» **DIRECTIONS FOR THIS TASK**
Find the string "title" in the records. Copy every line it appears in.

------------

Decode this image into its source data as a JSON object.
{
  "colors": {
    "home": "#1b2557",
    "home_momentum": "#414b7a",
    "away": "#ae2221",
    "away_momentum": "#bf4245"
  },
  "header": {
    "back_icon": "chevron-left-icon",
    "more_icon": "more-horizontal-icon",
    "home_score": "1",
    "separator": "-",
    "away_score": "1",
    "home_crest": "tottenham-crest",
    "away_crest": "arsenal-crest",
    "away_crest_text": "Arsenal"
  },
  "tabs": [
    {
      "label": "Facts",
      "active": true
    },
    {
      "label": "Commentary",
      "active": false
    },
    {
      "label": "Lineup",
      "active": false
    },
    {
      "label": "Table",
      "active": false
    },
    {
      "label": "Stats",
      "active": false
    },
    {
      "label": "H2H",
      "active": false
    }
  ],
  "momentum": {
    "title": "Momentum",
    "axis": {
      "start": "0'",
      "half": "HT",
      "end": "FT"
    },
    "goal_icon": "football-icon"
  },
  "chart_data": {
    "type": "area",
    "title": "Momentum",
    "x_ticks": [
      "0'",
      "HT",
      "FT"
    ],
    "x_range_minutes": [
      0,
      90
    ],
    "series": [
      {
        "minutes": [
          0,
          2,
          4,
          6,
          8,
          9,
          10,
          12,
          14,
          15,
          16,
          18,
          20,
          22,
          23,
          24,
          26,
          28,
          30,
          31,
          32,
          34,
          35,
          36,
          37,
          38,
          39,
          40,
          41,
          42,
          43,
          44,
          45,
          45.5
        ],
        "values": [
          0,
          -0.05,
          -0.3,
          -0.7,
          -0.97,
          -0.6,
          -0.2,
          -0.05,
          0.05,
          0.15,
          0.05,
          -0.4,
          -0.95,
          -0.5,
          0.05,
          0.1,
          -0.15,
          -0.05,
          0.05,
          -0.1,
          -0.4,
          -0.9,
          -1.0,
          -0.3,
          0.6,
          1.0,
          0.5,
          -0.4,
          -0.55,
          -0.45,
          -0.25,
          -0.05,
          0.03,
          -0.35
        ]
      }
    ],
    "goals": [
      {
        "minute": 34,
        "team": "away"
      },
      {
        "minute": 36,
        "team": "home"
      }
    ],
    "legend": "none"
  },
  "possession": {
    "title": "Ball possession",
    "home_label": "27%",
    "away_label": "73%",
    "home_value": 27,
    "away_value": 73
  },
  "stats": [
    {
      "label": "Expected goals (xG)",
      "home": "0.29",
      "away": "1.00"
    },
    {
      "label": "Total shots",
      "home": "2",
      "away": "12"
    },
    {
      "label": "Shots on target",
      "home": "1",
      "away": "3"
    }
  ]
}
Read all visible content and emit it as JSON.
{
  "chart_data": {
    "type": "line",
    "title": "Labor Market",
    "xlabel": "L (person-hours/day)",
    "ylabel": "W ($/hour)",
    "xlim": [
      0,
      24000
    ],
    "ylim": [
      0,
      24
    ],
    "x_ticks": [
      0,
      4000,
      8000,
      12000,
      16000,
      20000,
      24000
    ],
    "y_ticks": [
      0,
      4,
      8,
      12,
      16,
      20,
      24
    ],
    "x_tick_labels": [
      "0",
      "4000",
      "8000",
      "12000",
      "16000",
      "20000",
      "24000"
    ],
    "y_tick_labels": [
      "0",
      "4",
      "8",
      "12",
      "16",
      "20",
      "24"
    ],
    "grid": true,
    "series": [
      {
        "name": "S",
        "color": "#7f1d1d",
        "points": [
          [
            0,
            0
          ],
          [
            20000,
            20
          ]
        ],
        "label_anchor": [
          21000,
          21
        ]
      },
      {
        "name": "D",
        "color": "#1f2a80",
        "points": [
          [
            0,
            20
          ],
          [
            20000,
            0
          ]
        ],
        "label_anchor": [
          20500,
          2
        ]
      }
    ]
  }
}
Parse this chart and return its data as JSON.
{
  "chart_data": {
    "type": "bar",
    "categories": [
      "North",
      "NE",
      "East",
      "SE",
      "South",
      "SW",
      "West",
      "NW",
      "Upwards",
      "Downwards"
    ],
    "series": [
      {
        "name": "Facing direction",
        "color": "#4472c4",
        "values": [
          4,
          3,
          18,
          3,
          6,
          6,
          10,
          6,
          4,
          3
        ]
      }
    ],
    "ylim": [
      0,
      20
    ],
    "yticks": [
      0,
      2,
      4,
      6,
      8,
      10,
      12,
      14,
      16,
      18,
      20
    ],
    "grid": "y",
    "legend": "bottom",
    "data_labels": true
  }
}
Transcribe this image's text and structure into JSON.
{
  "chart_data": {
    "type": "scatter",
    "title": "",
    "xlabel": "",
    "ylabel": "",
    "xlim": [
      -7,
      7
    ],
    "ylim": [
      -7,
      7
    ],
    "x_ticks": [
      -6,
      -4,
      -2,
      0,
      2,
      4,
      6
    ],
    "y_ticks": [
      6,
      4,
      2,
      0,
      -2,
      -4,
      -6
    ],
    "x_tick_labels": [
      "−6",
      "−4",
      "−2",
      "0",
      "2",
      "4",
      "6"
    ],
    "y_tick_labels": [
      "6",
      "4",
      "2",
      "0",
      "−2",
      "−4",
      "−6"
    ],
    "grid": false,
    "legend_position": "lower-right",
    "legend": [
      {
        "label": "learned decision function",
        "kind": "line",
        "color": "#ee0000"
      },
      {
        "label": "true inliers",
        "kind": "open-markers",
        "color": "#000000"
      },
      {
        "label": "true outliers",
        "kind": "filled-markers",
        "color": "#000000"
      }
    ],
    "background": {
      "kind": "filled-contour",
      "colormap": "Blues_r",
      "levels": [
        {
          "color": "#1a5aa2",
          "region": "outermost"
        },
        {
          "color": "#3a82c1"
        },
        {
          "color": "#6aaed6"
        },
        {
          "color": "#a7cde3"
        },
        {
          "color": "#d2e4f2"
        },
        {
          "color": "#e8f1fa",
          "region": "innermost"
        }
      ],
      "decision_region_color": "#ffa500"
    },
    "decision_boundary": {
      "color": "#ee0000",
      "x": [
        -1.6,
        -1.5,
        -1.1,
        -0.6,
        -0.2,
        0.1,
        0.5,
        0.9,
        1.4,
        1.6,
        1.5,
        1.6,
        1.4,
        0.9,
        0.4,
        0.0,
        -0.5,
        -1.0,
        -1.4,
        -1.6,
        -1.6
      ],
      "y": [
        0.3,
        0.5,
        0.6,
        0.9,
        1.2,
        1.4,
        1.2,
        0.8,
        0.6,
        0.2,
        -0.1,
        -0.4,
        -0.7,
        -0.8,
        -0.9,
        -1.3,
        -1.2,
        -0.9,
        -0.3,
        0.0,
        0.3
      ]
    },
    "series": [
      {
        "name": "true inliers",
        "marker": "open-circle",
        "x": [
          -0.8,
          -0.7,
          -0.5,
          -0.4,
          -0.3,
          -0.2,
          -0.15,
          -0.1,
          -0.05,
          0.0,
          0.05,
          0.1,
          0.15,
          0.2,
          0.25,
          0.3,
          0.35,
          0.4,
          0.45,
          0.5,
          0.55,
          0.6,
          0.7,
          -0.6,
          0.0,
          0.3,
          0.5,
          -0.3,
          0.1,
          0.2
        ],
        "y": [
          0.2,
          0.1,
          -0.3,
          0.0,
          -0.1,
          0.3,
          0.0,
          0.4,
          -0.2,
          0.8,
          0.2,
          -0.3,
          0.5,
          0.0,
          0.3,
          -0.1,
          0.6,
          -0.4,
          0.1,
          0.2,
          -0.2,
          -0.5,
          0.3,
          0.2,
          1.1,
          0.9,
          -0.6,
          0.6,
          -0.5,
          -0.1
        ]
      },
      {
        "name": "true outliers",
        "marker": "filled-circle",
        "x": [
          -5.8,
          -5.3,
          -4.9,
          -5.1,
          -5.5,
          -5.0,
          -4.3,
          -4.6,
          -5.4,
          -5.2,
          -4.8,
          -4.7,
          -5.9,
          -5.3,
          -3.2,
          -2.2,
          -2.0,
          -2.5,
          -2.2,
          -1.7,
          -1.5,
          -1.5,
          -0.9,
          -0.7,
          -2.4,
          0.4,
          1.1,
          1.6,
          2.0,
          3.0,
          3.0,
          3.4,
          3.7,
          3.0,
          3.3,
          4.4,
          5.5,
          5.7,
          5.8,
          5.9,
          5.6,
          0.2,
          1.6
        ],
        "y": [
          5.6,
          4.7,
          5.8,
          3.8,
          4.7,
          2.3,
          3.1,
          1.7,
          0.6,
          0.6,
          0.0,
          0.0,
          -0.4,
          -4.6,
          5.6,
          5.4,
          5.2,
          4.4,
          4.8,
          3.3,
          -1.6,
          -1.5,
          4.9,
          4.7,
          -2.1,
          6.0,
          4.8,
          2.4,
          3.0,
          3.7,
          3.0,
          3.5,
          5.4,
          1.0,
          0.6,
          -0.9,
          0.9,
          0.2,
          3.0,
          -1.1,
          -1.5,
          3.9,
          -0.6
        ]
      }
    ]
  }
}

------------

» **TASK SOLUTION**
    "title": "Momentum",
    "title": "Momentum",
    "title": "Ball possession",
    "title": "Labor Market",
    "title": "",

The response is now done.